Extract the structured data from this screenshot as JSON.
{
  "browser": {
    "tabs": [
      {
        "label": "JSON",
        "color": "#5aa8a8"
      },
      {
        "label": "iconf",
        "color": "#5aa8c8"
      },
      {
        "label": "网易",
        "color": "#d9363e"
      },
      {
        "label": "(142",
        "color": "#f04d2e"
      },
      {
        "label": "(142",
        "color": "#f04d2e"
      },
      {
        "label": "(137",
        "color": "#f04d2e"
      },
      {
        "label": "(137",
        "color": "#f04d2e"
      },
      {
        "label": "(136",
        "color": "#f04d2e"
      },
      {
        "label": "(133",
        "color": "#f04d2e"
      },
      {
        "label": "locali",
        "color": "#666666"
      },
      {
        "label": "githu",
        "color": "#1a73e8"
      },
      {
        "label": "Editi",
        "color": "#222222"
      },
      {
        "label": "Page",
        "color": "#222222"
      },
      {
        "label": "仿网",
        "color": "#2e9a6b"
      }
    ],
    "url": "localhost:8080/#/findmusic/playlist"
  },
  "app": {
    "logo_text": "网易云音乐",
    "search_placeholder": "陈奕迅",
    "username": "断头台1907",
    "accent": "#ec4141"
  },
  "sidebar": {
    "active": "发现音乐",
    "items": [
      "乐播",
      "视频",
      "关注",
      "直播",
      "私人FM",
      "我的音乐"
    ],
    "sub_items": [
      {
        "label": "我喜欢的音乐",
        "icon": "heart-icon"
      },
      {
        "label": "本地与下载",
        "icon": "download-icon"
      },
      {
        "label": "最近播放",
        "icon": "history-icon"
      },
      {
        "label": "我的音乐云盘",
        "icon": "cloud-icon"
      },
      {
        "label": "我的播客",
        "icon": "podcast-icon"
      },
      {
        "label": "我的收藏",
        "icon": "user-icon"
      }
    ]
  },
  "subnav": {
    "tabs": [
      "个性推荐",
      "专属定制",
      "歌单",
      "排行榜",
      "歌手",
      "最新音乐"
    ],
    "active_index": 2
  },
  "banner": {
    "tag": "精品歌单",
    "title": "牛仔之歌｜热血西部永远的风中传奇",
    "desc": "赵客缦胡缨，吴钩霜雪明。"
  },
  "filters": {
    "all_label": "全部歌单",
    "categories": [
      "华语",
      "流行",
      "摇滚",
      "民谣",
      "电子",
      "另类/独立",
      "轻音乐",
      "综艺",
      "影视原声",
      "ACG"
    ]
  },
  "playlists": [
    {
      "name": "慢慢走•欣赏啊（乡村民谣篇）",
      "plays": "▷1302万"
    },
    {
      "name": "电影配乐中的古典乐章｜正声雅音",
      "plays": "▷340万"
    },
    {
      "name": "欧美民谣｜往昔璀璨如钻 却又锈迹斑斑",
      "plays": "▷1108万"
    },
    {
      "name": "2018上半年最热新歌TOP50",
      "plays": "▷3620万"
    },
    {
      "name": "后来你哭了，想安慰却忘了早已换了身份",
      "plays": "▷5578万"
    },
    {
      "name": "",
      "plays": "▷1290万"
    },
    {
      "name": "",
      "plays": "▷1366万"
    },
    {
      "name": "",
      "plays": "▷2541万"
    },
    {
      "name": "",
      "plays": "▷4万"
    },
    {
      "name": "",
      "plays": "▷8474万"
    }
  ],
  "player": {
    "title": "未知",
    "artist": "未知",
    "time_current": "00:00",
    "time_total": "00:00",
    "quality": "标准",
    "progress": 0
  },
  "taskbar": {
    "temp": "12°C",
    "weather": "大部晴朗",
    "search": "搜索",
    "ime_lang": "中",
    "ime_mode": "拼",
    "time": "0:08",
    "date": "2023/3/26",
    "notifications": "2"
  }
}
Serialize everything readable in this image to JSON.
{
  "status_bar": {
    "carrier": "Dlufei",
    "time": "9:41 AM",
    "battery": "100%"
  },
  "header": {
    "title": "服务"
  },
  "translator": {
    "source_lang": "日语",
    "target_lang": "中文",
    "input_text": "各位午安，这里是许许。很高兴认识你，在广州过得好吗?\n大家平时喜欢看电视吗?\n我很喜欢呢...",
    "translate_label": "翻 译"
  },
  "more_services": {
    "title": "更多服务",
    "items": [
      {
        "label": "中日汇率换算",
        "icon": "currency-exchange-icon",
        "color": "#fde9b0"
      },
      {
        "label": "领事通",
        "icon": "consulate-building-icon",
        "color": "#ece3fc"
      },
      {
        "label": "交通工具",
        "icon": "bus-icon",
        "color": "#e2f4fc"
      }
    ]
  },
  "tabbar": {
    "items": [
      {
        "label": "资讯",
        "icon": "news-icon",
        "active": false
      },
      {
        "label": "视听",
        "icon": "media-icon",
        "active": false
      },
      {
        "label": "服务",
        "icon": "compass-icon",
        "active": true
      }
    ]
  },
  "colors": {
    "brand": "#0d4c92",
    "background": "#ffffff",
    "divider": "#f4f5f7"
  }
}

* * * *

Given request → Extract all the entries word for word.

Exercise answer →
Extract the structured data from this screenshot as JSON.
{
  "browser": {
    "tabs": [
      {
        "label": "JSON",
        "color": "#5aa8a8"
      },
      {
        "label": "iconf",
        "color": "#5aa8c8"
      },
      {
        "label": "网易",
        "color": "#d9363e"
      },
      {
        "label": "(142",
        "color": "#f04d2e"
      },
      {
        "label": "(142",
        "color": "#f04d2e"
      },
      {
        "label": "(137",
        "color": "#f04d2e"
      },
      {
        "label": "(137",
        "color": "#f04d2e"
      },
      {
        "label": "(136",
        "color": "#f04d2e"
      },
      {
        "label": "(133",
        "color": "#f04d2e"
      },
      {
        "label": "locali",
        "color": "#666666"
      },
      {
        "label": "githu",
        "color": "#1a73e8"
      },
      {
        "label": "Editi",
        "color": "#222222"
      },
      {
        "label": "Page",
        "color": "#222222"
      },
      {
        "label": "仿网",
        "color": "#2e9a6b"
      }
    ],
    "url": "localhost:8080/#/findmusic/playlist"
  },
  "app": {
    "logo_text": "网易云音乐",
    "search_placeholder": "陈奕迅",
    "username": "断头台1907",
    "accent": "#ec4141"
  },
  "sidebar": {
    "active": "发现音乐",
    "items": [
      "乐播",
      "视频",
      "关注",
      "直播",
      "私人FM",
      "我的音乐"
    ],
    "sub_items": [
      {
        "label": "我喜欢的音乐",
        "icon": "heart-icon"
      },
      {
        "label": "本地与下载",
        "icon": "download-icon"
      },
      {
        "label": "最近播放",
        "icon": "history-icon"
      },
      {
        "label": "我的音乐云盘",
        "icon": "cloud-icon"
      },
      {
        "label": "我的播客",
        "icon": "podcast-icon"
      },
      {
        "label": "我的收藏",
        "icon": "user-icon"
      }
    ]
  },
  "subnav": {
    "tabs": [
      "个性推荐",
      "专属定制",
      "歌单",
      "排行榜",
      "歌手",
      "最新音乐"
    ],
    "active_index": 2
  },
  "banner": {
    "tag": "精品歌单",
    "title": "牛仔之歌｜热血西部永远的风中传奇",
    "desc": "赵客缦胡缨，吴钩霜雪明。"
  },
  "filters": {
    "all_label": "全部歌单",
    "categories": [
      "华语",
      "流行",
      "摇滚",
      "民谣",
      "电子",
      "另类/独立",
      "轻音乐",
      "综艺",
      "影视原声",
      "ACG"
    ]
  },
  "playlists": [
    {
      "name": "慢慢走•欣赏啊（乡村民谣篇）",
      "plays": "▷1302万"
    },
    {
      "name": "电影配乐中的古典乐章｜正声雅音",
      "plays": "▷340万"
    },
    {
      "name": "欧美民谣｜往昔璀璨如钻 却又锈迹斑斑",
      "plays": "▷1108万"
    },
    {
      "name": "2018上半年最热新歌TOP50",
      "plays": "▷3620万"
    },
    {
      "name": "后来你哭了，想安慰却忘了早已换了身份",
      "plays": "▷5578万"
    },
    {
      "name": "",
      "plays": "▷1290万"
    },
    {
      "name": "",
      "plays": "▷1366万"
    },
    {
      "name": "",
      "plays": "▷2541万"
    },
    {
      "name": "",
      "plays": "▷4万"
    },
    {
      "name": "",
      "plays": "▷8474万"
    }
  ],
  "player": {
    "title": "未知",
    "artist": "未知",
    "time_current": "00:00",
    "time_total": "00:00",
    "quality": "标准",
    "progress": 0
  },
  "taskbar": {
    "temp": "12°C",
    "weather": "大部晴朗",
    "search": "搜索",
    "ime_lang": "中",
    "ime_mode": "拼",
    "time": "0:08",
    "date": "2023/3/26",
    "notifications": "2"
  }
}
Serialize everything readable in this image to JSON.
{
  "status_bar": {
    "carrier": "Dlufei",
    "time": "9:41 AM",
    "battery": "100%"
  },
  "header": {
    "title": "服务"
  },
  "translator": {
    "source_lang": "日语",
    "target_lang": "中文",
    "input_text": "各位午安，这里是许许。很高兴认识你，在广州过得好吗?\n大家平时喜欢看电视吗?\n我很喜欢呢...",
    "translate_label": "翻 译"
  },
  "more_services": {
    "title": "更多服务",
    "items": [
      {
        "label": "中日汇率换算",
        "icon": "currency-exchange-icon",
        "color": "#fde9b0"
      },
      {
        "label": "领事通",
        "icon": "consulate-building-icon",
        "color": "#ece3fc"
      },
      {
        "label": "交通工具",
        "icon": "bus-icon",
        "color": "#e2f4fc"
      }
    ]
  },
  "tabbar": {
    "items": [
      {
        "label": "资讯",
        "icon": "news-icon",
        "active": false
      },
      {
        "label": "视听",
        "icon": "media-icon",
        "active": false
      },
      {
        "label": "服务",
        "icon": "compass-icon",
        "active": true
      }
    ]
  },
  "colors": {
    "brand": "#0d4c92",
    "background": "#ffffff",
    "divider": "#f4f5f7"
  }
}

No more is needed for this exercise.